> [Work to be completed] In the listing below, locate the lines that hold "JSON" and copy them.
==== Available records ====
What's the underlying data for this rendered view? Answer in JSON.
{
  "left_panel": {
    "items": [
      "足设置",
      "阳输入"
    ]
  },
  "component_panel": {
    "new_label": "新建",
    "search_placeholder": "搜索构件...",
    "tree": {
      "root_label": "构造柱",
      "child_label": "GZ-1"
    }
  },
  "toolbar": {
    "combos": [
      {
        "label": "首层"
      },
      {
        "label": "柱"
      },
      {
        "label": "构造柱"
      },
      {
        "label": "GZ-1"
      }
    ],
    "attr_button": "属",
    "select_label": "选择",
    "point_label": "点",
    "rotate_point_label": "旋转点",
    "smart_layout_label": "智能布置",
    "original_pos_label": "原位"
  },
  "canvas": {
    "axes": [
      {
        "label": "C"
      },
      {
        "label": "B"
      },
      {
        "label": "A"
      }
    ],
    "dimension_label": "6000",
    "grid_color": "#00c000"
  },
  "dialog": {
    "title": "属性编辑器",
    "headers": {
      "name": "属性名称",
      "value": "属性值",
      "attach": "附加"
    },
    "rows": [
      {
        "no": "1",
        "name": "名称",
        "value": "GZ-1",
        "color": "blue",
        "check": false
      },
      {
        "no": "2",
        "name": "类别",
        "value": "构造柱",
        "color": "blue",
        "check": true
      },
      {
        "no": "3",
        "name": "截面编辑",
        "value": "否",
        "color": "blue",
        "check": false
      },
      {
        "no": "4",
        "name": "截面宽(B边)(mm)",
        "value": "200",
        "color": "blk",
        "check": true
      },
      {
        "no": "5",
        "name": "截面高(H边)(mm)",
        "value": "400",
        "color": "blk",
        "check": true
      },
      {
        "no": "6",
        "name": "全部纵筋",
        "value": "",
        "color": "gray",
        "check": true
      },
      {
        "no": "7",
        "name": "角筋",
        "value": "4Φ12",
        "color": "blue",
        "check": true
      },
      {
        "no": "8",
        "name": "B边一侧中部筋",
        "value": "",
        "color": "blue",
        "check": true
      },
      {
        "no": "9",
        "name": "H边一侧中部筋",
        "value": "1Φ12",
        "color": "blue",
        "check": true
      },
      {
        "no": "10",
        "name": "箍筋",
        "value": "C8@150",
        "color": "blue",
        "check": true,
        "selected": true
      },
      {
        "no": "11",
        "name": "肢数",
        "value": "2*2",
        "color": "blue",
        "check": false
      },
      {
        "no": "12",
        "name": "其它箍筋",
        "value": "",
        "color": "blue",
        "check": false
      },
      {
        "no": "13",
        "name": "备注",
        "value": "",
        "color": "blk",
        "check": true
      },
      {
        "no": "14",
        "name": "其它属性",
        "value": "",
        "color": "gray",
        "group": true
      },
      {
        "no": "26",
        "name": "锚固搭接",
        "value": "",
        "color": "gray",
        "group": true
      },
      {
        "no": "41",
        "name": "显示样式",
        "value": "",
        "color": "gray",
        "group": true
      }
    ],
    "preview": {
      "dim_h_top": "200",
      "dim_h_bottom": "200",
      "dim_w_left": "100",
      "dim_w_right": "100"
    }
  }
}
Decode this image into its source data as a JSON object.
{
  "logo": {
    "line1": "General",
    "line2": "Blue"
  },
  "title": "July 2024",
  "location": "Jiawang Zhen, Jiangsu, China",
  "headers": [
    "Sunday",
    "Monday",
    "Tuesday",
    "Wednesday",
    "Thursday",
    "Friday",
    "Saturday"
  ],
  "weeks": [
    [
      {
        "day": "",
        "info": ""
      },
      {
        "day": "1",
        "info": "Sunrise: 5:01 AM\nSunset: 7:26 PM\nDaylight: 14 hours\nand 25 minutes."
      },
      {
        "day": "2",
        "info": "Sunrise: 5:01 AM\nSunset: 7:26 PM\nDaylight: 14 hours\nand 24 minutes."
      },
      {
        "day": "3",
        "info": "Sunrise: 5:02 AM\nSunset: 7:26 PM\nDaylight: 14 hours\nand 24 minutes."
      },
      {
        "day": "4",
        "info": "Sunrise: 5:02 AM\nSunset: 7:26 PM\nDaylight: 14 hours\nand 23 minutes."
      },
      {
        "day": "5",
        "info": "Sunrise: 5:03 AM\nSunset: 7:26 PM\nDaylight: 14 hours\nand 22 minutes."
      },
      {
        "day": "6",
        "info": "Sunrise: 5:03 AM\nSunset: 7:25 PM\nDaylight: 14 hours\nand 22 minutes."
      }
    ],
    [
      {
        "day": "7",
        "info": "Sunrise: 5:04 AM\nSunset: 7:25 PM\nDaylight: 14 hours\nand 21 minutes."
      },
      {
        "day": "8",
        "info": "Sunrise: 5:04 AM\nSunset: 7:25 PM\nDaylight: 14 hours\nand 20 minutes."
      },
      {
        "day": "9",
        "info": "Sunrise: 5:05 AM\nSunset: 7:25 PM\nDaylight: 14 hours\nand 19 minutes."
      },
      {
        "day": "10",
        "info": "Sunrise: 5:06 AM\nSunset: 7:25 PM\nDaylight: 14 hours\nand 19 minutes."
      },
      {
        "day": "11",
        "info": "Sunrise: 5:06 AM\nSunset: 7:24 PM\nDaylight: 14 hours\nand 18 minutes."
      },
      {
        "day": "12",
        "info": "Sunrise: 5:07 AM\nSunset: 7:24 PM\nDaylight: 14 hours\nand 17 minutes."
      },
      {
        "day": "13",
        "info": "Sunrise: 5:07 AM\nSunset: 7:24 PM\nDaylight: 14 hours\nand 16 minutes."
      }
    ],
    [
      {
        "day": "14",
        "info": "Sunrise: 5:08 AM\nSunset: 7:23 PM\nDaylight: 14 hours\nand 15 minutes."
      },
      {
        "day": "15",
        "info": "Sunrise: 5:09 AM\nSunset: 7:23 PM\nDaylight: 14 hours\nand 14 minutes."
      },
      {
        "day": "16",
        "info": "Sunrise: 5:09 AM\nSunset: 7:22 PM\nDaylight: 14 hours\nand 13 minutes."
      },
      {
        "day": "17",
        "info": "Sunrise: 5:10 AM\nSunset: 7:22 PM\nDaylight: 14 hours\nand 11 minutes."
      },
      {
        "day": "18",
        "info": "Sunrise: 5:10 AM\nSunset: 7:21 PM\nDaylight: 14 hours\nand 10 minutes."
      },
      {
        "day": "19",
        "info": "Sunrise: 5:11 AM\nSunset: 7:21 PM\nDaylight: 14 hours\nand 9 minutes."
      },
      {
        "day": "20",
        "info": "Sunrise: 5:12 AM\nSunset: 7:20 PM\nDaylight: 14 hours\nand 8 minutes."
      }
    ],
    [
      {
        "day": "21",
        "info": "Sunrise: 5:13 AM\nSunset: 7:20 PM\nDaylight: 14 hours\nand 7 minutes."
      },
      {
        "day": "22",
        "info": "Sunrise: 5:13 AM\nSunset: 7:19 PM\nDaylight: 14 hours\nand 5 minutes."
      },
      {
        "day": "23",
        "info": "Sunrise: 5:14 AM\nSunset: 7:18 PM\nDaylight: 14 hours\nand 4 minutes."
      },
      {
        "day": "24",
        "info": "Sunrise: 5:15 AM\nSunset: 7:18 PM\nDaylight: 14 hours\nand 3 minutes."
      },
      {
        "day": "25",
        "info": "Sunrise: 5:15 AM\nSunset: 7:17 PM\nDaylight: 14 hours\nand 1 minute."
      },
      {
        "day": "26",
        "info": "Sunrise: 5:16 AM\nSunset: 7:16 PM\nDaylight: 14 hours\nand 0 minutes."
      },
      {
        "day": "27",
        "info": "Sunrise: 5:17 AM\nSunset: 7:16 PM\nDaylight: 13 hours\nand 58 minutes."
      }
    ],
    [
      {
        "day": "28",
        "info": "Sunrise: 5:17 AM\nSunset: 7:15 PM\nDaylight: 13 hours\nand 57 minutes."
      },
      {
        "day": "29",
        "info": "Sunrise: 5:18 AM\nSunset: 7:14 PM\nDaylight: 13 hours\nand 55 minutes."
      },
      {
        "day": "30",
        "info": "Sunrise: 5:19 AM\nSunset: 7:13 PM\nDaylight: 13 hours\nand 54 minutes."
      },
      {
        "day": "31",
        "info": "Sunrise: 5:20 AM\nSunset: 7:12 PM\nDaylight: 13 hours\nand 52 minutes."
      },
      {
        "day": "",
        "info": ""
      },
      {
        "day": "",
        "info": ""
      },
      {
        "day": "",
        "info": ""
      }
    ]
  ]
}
====
> [Written solution]
What's the underlying data for this rendered view? Answer in JSON.
Decode this image into its source data as a JSON object.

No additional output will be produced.